**Exercise task:**
Output the entries word for word. Omit images.
══════════
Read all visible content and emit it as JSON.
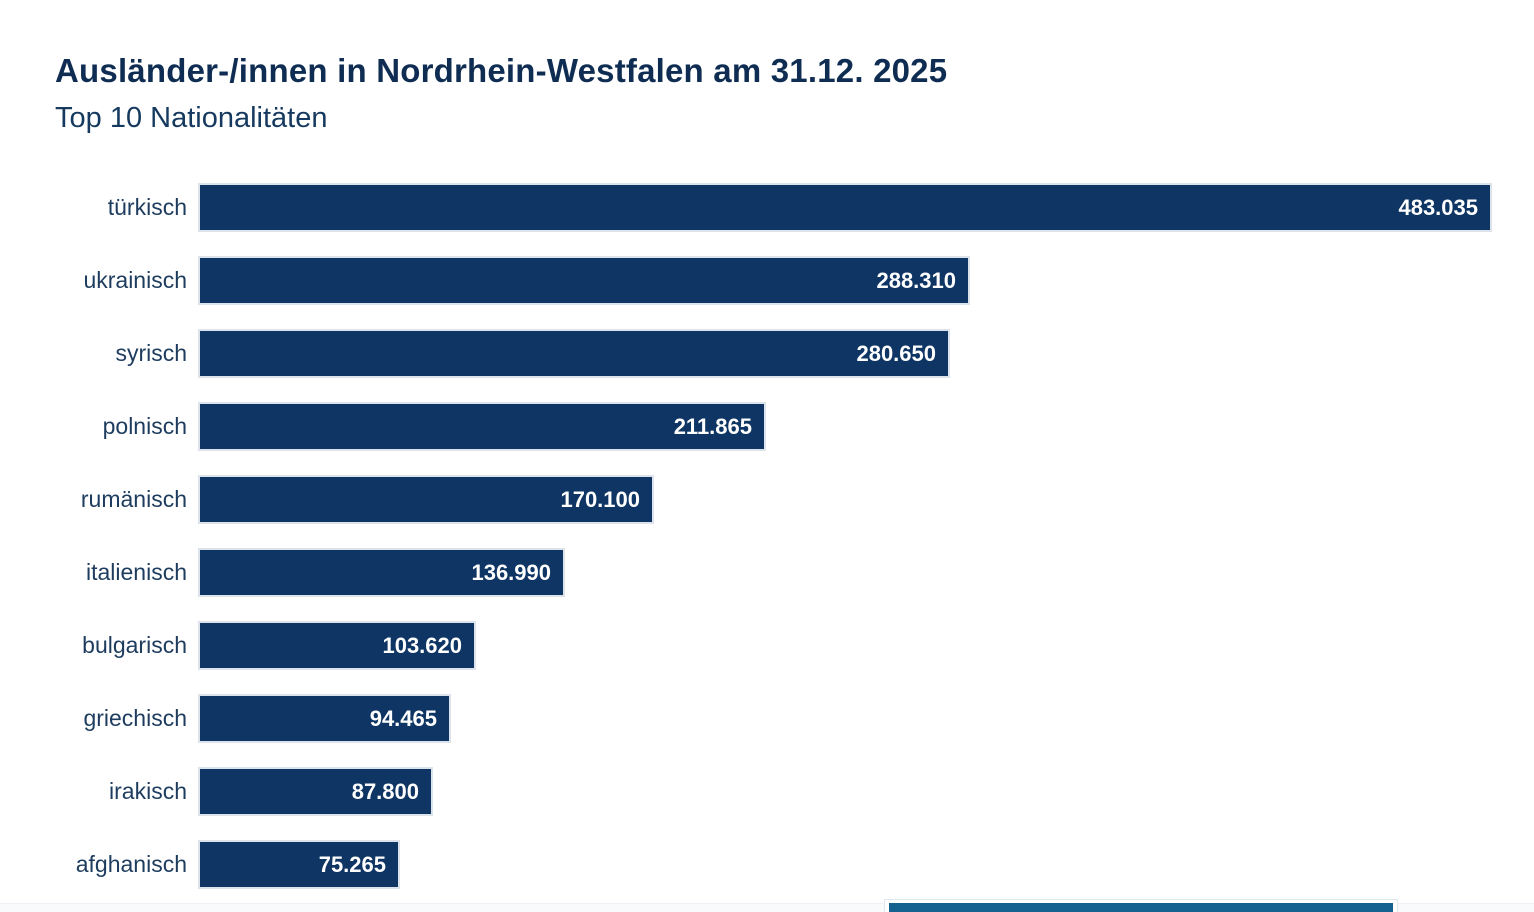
{
  "header": {
    "title": "Ausländer-/innen in Nordrhein-Westfalen am 31.12. 2025",
    "subtitle": "Top 10 Nationalitäten"
  },
  "chart_data": {
    "type": "bar",
    "orientation": "horizontal",
    "title": "Ausländer-/innen in Nordrhein-Westfalen am 31.12. 2025",
    "subtitle": "Top 10 Nationalitäten",
    "categories": [
      "türkisch",
      "ukrainisch",
      "syrisch",
      "polnisch",
      "rumänisch",
      "italienisch",
      "bulgarisch",
      "griechisch",
      "irakisch",
      "afghanisch"
    ],
    "values": [
      483035,
      288310,
      280650,
      211865,
      170100,
      136990,
      103620,
      94465,
      87800,
      75265
    ],
    "value_labels": [
      "483.035",
      "288.310",
      "280.650",
      "211.865",
      "170.100",
      "136.990",
      "103.620",
      "94.465",
      "87.800",
      "75.265"
    ],
    "xlim": [
      0,
      483035
    ],
    "grid": false,
    "legend": false,
    "value_label_position": "inside-right"
  },
  "style": {
    "bar_color": "#0e3563",
    "bar_border_color": "#dce3eb",
    "value_text_color": "#ffffff",
    "label_color": "#1d3c5e",
    "title_color": "#0f2d52",
    "background_color": "#ffffff",
    "footer_bar_color": "#156290"
  }
}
══════════
**Expected output:**
Read all visible content and emit it as JSON.
{
  "header": {
    "title": "Ausländer-/innen in Nordrhein-Westfalen am 31.12. 2025",
    "subtitle": "Top 10 Nationalitäten"
  },
  "chart_data": {
    "type": "bar",
    "orientation": "horizontal",
    "title": "Ausländer-/innen in Nordrhein-Westfalen am 31.12. 2025",
    "subtitle": "Top 10 Nationalitäten",
    "categories": [
      "türkisch",
      "ukrainisch",
      "syrisch",
      "polnisch",
      "rumänisch",
      "italienisch",
      "bulgarisch",
      "griechisch",
      "irakisch",
      "afghanisch"
    ],
    "values": [
      483035,
      288310,
      280650,
      211865,
      170100,
      136990,
      103620,
      94465,
      87800,
      75265
    ],
    "value_labels": [
      "483.035",
      "288.310",
      "280.650",
      "211.865",
      "170.100",
      "136.990",
      "103.620",
      "94.465",
      "87.800",
      "75.265"
    ],
    "xlim": [
      0,
      483035
    ],
    "grid": false,
    "legend": false,
    "value_label_position": "inside-right"
  },
  "style": {
    "bar_color": "#0e3563",
    "bar_border_color": "#dce3eb",
    "value_text_color": "#ffffff",
    "label_color": "#1d3c5e",
    "title_color": "#0f2d52",
    "background_color": "#ffffff",
    "footer_bar_color": "#156290"
  }
}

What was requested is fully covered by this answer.